* TASK TO CARRY OUT
Restate exactly the lines below, from the one containing "What data populates" through the final line, and leave out the pictures.
╔══
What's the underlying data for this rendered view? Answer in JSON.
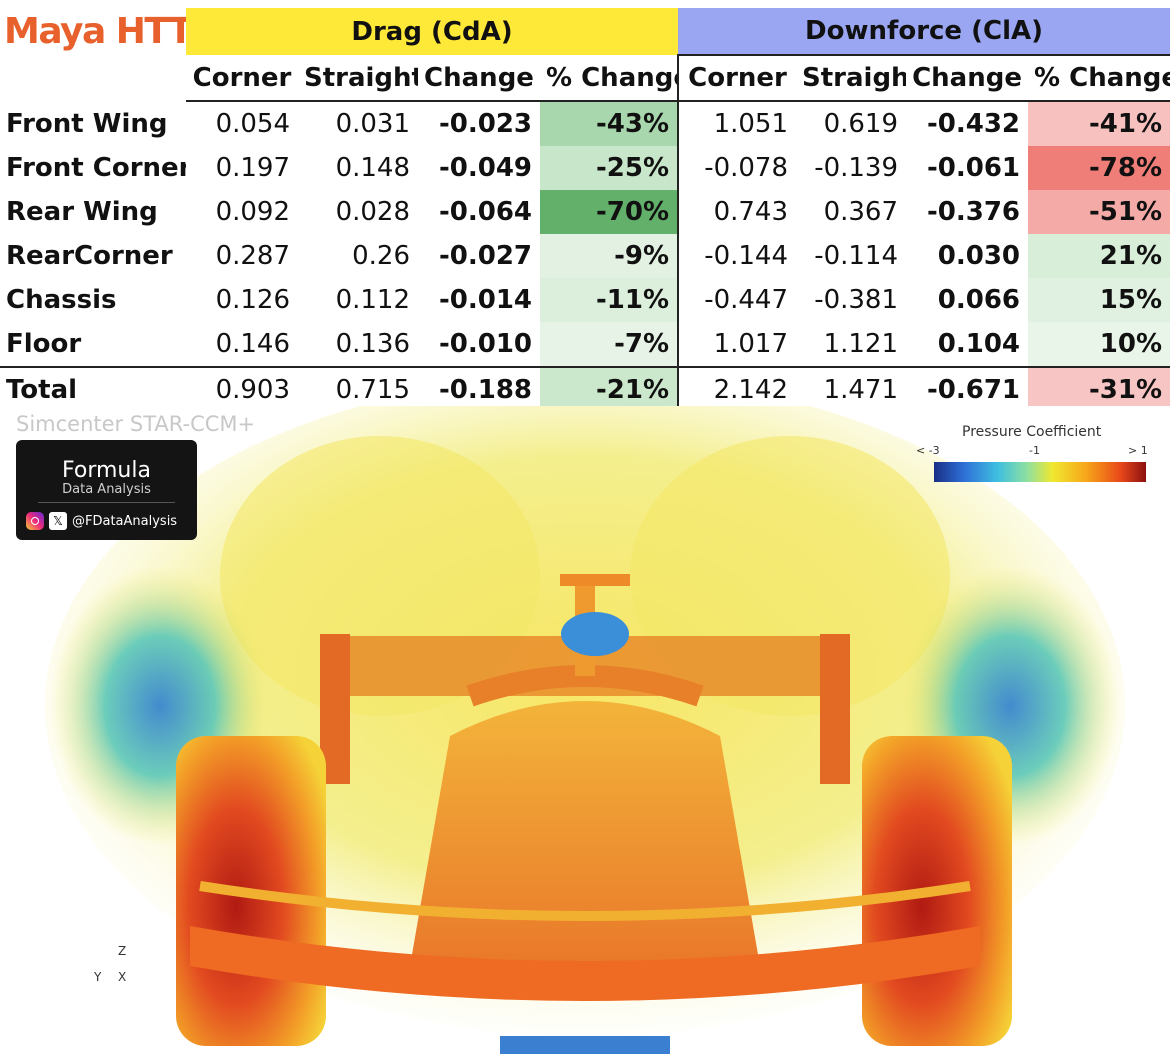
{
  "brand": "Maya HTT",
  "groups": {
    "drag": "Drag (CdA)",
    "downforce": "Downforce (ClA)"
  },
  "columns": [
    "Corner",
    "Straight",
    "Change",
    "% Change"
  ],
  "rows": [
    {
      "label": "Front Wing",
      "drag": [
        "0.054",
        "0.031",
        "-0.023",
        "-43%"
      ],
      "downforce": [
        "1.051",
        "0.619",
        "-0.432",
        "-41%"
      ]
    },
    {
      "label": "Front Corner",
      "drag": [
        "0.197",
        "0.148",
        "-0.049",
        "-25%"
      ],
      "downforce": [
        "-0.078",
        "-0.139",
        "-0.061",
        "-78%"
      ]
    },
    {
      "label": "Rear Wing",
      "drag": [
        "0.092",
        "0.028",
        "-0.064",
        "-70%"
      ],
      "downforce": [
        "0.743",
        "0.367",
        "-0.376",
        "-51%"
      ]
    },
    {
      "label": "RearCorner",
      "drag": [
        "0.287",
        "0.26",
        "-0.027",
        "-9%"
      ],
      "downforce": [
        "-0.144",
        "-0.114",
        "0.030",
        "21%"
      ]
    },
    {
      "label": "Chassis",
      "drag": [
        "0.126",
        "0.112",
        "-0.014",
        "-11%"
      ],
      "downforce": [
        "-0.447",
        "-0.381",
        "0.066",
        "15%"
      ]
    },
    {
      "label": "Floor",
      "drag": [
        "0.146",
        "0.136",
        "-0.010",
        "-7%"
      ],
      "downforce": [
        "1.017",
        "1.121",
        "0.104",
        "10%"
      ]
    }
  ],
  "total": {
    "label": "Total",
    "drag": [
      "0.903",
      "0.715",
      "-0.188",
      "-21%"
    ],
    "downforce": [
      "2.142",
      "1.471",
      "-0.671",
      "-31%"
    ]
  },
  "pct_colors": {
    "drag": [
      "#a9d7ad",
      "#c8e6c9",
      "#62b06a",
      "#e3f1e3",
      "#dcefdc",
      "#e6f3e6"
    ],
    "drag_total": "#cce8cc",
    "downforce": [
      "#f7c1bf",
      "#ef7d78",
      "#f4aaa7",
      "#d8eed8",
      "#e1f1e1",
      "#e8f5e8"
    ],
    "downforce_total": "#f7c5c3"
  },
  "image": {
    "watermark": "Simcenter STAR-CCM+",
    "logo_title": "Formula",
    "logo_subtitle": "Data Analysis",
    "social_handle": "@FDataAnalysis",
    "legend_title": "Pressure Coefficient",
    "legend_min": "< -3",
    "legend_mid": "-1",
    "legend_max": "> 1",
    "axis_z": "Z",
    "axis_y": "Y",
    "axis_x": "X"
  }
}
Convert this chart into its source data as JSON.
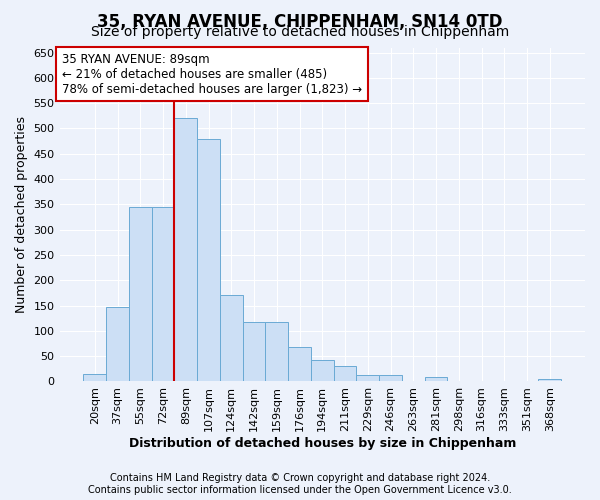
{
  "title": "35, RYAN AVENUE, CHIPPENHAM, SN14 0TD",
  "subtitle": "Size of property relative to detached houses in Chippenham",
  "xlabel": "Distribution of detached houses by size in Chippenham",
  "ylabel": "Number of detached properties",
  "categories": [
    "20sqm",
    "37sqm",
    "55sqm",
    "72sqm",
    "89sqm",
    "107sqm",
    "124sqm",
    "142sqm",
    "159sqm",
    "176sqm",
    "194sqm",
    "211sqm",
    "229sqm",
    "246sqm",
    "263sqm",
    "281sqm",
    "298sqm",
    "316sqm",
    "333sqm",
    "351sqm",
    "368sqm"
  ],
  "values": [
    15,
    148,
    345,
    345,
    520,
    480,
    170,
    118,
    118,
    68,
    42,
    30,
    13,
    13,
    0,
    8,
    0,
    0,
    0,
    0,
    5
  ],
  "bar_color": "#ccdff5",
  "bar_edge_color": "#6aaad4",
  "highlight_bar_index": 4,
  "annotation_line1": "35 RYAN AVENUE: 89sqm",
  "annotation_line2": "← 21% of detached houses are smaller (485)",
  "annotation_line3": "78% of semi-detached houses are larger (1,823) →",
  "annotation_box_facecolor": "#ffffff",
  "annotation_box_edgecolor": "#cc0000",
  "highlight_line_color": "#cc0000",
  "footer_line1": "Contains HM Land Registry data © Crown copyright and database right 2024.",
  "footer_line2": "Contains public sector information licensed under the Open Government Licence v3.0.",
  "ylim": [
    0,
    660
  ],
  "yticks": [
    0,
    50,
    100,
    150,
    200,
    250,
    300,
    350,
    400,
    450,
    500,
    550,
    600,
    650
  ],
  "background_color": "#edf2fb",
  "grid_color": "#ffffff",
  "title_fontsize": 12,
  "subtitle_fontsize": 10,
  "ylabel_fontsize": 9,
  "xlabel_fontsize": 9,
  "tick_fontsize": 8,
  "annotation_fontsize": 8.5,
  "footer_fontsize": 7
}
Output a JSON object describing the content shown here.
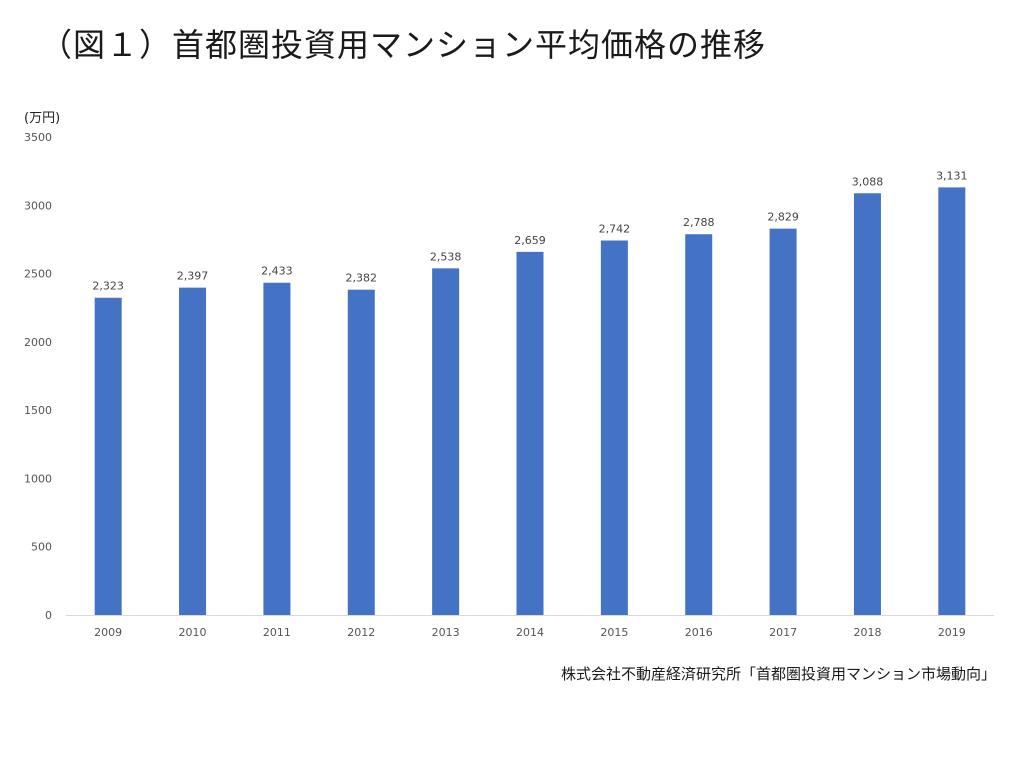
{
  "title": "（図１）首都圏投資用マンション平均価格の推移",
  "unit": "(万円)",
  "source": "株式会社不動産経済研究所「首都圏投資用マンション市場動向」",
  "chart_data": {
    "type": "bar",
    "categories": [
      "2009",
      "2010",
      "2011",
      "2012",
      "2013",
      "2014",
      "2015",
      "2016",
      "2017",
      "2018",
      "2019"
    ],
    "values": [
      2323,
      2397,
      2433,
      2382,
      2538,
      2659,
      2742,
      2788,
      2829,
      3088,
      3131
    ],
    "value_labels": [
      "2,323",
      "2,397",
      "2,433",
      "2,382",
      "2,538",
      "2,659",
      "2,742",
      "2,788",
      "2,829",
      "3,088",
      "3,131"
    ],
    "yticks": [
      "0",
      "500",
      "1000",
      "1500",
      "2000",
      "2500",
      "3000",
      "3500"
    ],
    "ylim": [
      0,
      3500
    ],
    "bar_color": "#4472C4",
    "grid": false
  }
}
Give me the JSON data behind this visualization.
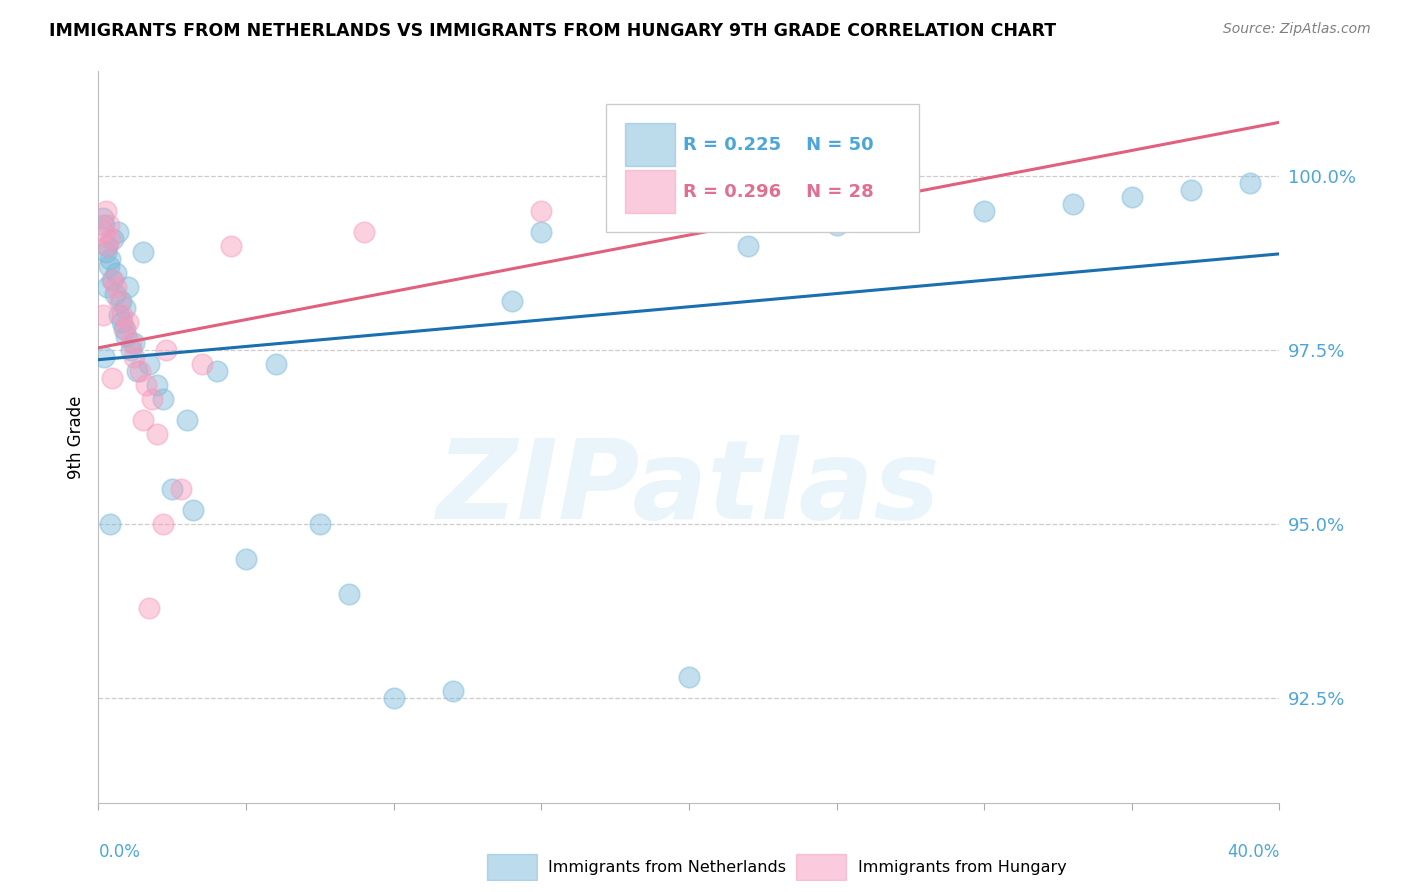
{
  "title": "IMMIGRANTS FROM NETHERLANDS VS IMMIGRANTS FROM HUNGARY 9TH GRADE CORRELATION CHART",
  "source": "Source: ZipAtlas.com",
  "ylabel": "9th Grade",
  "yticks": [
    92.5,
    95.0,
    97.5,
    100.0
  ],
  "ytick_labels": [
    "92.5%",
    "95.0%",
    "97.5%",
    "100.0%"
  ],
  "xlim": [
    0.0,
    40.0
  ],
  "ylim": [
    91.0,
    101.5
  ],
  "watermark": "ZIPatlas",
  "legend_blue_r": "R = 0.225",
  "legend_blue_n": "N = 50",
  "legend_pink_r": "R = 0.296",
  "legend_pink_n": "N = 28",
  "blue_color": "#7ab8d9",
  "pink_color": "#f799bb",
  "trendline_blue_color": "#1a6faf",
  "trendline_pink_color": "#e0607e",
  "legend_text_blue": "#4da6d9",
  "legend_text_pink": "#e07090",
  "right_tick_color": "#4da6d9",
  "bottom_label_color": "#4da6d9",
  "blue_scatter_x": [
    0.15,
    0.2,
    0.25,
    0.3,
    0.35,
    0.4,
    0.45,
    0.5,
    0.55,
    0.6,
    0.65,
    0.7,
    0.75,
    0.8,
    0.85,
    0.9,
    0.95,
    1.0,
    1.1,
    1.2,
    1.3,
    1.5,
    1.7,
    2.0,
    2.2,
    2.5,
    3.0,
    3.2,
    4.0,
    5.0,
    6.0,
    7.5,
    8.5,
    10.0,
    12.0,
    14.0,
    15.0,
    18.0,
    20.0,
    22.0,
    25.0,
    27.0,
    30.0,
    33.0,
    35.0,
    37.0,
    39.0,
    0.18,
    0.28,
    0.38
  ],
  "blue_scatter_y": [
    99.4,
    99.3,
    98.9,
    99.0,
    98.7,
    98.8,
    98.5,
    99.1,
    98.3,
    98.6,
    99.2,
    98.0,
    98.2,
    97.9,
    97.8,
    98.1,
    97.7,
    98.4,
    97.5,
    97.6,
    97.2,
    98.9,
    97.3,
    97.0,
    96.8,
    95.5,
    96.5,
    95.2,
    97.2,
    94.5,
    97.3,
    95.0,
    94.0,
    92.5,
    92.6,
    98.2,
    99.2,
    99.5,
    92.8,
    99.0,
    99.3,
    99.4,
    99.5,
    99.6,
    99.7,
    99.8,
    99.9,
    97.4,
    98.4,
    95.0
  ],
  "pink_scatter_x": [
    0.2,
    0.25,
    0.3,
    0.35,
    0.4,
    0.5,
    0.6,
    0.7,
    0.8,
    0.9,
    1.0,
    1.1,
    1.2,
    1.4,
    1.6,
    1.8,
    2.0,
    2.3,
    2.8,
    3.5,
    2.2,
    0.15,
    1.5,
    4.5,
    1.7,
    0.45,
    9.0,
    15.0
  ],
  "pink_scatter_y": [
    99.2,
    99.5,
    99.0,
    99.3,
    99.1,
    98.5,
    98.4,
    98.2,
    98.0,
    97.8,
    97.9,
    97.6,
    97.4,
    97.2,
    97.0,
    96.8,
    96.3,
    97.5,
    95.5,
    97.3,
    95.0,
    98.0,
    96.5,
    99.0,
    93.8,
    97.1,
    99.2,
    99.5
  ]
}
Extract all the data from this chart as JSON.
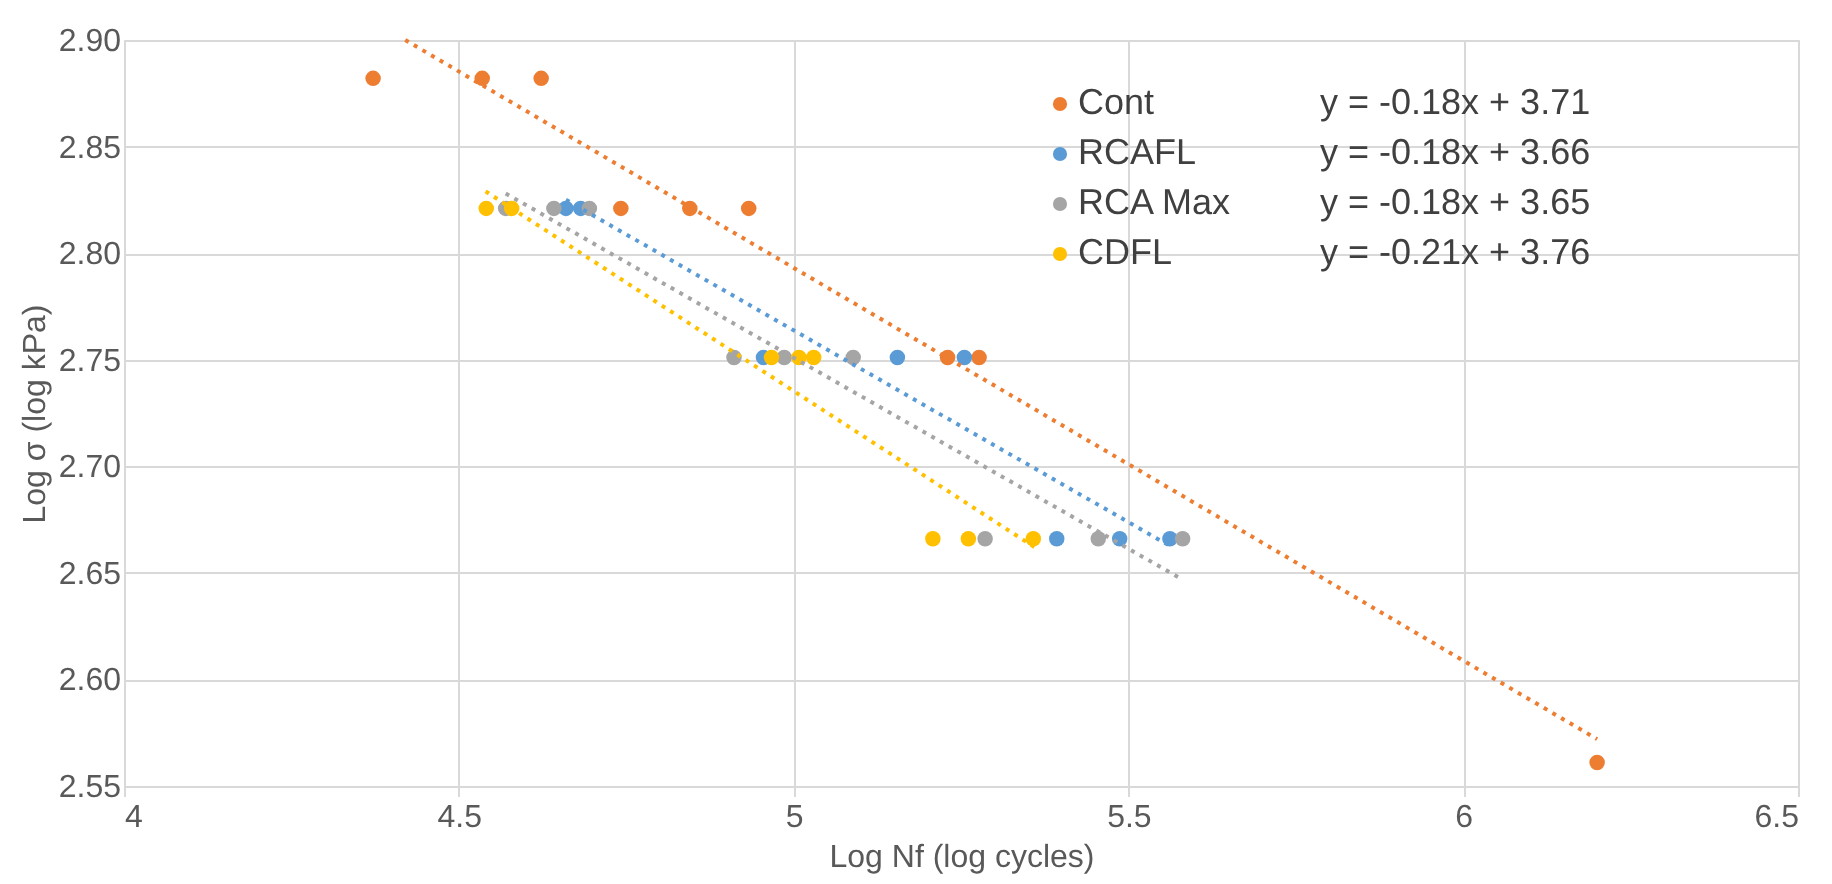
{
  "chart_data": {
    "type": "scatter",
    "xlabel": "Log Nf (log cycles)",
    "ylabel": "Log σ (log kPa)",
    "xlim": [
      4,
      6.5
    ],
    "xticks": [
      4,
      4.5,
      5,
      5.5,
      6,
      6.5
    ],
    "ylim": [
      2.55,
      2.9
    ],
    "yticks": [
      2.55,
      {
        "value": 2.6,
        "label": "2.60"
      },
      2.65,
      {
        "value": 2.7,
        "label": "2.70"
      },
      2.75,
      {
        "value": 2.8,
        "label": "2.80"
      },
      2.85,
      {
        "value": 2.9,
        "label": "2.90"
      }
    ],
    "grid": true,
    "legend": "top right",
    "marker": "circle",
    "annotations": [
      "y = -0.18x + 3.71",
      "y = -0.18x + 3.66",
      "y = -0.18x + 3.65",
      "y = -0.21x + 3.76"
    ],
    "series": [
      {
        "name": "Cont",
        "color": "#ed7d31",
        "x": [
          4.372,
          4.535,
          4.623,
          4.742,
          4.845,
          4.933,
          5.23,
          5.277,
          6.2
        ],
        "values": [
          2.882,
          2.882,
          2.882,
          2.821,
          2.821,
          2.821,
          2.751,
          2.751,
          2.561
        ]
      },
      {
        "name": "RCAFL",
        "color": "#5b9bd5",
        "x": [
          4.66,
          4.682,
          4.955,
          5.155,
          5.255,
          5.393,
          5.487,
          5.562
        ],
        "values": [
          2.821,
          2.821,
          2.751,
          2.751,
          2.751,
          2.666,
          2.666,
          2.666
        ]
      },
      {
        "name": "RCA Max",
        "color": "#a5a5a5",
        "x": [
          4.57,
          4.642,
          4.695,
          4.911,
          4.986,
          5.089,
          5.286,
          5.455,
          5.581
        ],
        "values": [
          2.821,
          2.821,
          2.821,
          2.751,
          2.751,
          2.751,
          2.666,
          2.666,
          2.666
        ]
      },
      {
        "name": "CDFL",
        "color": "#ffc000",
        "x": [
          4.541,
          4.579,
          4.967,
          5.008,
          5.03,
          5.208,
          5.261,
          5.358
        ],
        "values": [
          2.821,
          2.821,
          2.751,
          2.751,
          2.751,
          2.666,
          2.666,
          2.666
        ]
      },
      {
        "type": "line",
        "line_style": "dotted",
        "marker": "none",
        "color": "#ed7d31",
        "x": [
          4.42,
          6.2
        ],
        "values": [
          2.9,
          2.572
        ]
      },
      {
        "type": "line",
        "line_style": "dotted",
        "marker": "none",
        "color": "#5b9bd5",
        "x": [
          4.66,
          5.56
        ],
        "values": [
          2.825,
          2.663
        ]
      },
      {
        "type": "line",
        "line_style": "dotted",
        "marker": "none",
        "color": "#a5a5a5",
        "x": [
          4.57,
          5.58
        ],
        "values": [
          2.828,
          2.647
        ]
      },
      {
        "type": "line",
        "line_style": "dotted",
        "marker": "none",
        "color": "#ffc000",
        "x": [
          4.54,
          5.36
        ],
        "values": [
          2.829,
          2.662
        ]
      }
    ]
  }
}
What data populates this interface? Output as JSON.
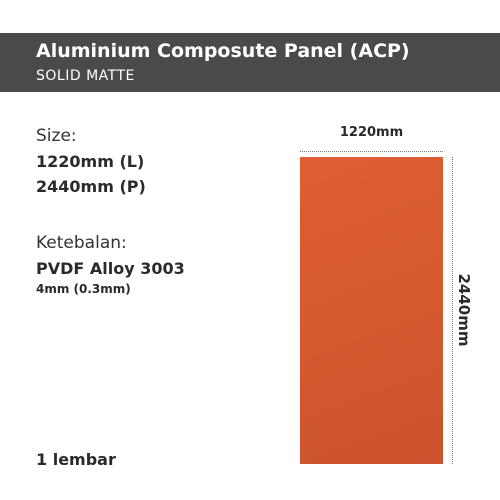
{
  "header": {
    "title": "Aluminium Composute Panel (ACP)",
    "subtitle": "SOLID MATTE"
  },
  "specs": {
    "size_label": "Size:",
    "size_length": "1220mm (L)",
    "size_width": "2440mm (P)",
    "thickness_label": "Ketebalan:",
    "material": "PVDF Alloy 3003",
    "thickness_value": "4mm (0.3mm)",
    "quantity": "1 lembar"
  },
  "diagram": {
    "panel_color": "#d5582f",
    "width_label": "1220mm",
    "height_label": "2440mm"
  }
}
╚══
* FULL ANSWER
What data populates this interface? Output as JSON.
{
  "header": {
    "title": "Aluminium Composute Panel (ACP)",
    "subtitle": "SOLID MATTE"
  },
  "specs": {
    "size_label": "Size:",
    "size_length": "1220mm (L)",
    "size_width": "2440mm (P)",
    "thickness_label": "Ketebalan:",
    "material": "PVDF Alloy 3003",
    "thickness_value": "4mm (0.3mm)",
    "quantity": "1 lembar"
  },
  "diagram": {
    "panel_color": "#d5582f",
    "width_label": "1220mm",
    "height_label": "2440mm"
  }
}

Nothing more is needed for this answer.